## GOAL
Reproduce the following material exactly, including every line.

## DATASET
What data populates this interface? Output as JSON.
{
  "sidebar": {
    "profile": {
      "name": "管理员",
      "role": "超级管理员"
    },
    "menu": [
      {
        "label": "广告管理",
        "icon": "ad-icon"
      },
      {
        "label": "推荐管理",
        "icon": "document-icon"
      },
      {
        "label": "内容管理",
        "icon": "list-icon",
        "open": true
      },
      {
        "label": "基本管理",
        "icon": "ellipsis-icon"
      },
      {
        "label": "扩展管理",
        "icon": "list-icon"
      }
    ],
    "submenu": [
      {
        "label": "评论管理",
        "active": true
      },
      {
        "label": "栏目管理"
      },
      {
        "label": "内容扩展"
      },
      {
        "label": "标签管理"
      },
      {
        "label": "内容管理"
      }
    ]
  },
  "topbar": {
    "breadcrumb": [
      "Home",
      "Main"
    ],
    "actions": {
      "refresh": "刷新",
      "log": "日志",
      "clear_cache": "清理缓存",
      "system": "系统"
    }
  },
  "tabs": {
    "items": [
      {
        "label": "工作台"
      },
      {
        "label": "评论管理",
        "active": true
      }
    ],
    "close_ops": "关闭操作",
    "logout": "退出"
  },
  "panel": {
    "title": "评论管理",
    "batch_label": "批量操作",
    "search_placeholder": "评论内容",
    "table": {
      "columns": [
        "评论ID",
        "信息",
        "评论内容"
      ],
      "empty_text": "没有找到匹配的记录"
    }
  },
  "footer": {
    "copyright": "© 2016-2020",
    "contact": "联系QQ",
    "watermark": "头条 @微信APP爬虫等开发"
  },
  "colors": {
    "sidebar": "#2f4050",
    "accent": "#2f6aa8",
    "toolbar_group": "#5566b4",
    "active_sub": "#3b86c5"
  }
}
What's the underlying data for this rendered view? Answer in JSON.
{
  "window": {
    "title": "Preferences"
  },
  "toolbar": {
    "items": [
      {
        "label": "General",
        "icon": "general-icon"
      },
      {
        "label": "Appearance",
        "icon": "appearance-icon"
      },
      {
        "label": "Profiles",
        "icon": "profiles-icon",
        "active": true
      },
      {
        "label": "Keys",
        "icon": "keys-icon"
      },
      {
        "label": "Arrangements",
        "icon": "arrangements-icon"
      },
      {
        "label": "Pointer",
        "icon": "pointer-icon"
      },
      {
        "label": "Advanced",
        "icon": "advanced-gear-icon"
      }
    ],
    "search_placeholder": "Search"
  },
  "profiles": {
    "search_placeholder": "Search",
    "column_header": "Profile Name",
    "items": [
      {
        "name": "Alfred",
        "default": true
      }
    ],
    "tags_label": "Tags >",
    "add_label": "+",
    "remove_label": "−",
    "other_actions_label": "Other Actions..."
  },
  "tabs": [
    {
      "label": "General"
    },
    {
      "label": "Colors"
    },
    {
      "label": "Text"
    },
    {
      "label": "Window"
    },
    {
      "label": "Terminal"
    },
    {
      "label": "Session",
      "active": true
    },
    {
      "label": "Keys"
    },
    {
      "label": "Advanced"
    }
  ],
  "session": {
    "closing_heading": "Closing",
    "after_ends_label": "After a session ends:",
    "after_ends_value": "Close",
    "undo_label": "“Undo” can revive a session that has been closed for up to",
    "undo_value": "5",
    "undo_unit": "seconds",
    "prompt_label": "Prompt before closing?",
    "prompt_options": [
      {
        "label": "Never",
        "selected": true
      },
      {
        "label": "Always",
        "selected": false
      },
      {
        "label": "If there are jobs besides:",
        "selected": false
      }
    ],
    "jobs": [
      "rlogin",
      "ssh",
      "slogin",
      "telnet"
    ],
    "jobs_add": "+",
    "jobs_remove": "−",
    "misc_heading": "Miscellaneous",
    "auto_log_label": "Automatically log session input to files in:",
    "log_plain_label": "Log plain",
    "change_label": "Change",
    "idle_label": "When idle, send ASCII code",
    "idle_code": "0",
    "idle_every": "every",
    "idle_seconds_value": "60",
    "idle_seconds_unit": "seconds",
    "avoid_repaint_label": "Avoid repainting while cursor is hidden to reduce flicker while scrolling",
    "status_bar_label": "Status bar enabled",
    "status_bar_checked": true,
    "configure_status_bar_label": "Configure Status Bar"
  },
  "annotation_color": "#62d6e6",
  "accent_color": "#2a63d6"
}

## COMPLETE RESPONSE
What data populates this interface? Output as JSON.
{
  "sidebar": {
    "profile": {
      "name": "管理员",
      "role": "超级管理员"
    },
    "menu": [
      {
        "label": "广告管理",
        "icon": "ad-icon"
      },
      {
        "label": "推荐管理",
        "icon": "document-icon"
      },
      {
        "label": "内容管理",
        "icon": "list-icon",
        "open": true
      },
      {
        "label": "基本管理",
        "icon": "ellipsis-icon"
      },
      {
        "label": "扩展管理",
        "icon": "list-icon"
      }
    ],
    "submenu": [
      {
        "label": "评论管理",
        "active": true
      },
      {
        "label": "栏目管理"
      },
      {
        "label": "内容扩展"
      },
      {
        "label": "标签管理"
      },
      {
        "label": "内容管理"
      }
    ]
  },
  "topbar": {
    "breadcrumb": [
      "Home",
      "Main"
    ],
    "actions": {
      "refresh": "刷新",
      "log": "日志",
      "clear_cache": "清理缓存",
      "system": "系统"
    }
  },
  "tabs": {
    "items": [
      {
        "label": "工作台"
      },
      {
        "label": "评论管理",
        "active": true
      }
    ],
    "close_ops": "关闭操作",
    "logout": "退出"
  },
  "panel": {
    "title": "评论管理",
    "batch_label": "批量操作",
    "search_placeholder": "评论内容",
    "table": {
      "columns": [
        "评论ID",
        "信息",
        "评论内容"
      ],
      "empty_text": "没有找到匹配的记录"
    }
  },
  "footer": {
    "copyright": "© 2016-2020",
    "contact": "联系QQ",
    "watermark": "头条 @微信APP爬虫等开发"
  },
  "colors": {
    "sidebar": "#2f4050",
    "accent": "#2f6aa8",
    "toolbar_group": "#5566b4",
    "active_sub": "#3b86c5"
  }
}
What's the underlying data for this rendered view? Answer in JSON.
{
  "window": {
    "title": "Preferences"
  },
  "toolbar": {
    "items": [
      {
        "label": "General",
        "icon": "general-icon"
      },
      {
        "label": "Appearance",
        "icon": "appearance-icon"
      },
      {
        "label": "Profiles",
        "icon": "profiles-icon",
        "active": true
      },
      {
        "label": "Keys",
        "icon": "keys-icon"
      },
      {
        "label": "Arrangements",
        "icon": "arrangements-icon"
      },
      {
        "label": "Pointer",
        "icon": "pointer-icon"
      },
      {
        "label": "Advanced",
        "icon": "advanced-gear-icon"
      }
    ],
    "search_placeholder": "Search"
  },
  "profiles": {
    "search_placeholder": "Search",
    "column_header": "Profile Name",
    "items": [
      {
        "name": "Alfred",
        "default": true
      }
    ],
    "tags_label": "Tags >",
    "add_label": "+",
    "remove_label": "−",
    "other_actions_label": "Other Actions..."
  },
  "tabs": [
    {
      "label": "General"
    },
    {
      "label": "Colors"
    },
    {
      "label": "Text"
    },
    {
      "label": "Window"
    },
    {
      "label": "Terminal"
    },
    {
      "label": "Session",
      "active": true
    },
    {
      "label": "Keys"
    },
    {
      "label": "Advanced"
    }
  ],
  "session": {
    "closing_heading": "Closing",
    "after_ends_label": "After a session ends:",
    "after_ends_value": "Close",
    "undo_label": "“Undo” can revive a session that has been closed for up to",
    "undo_value": "5",
    "undo_unit": "seconds",
    "prompt_label": "Prompt before closing?",
    "prompt_options": [
      {
        "label": "Never",
        "selected": true
      },
      {
        "label": "Always",
        "selected": false
      },
      {
        "label": "If there are jobs besides:",
        "selected": false
      }
    ],
    "jobs": [
      "rlogin",
      "ssh",
      "slogin",
      "telnet"
    ],
    "jobs_add": "+",
    "jobs_remove": "−",
    "misc_heading": "Miscellaneous",
    "auto_log_label": "Automatically log session input to files in:",
    "log_plain_label": "Log plain",
    "change_label": "Change",
    "idle_label": "When idle, send ASCII code",
    "idle_code": "0",
    "idle_every": "every",
    "idle_seconds_value": "60",
    "idle_seconds_unit": "seconds",
    "avoid_repaint_label": "Avoid repainting while cursor is hidden to reduce flicker while scrolling",
    "status_bar_label": "Status bar enabled",
    "status_bar_checked": true,
    "configure_status_bar_label": "Configure Status Bar"
  },
  "annotation_color": "#62d6e6",
  "accent_color": "#2a63d6"
}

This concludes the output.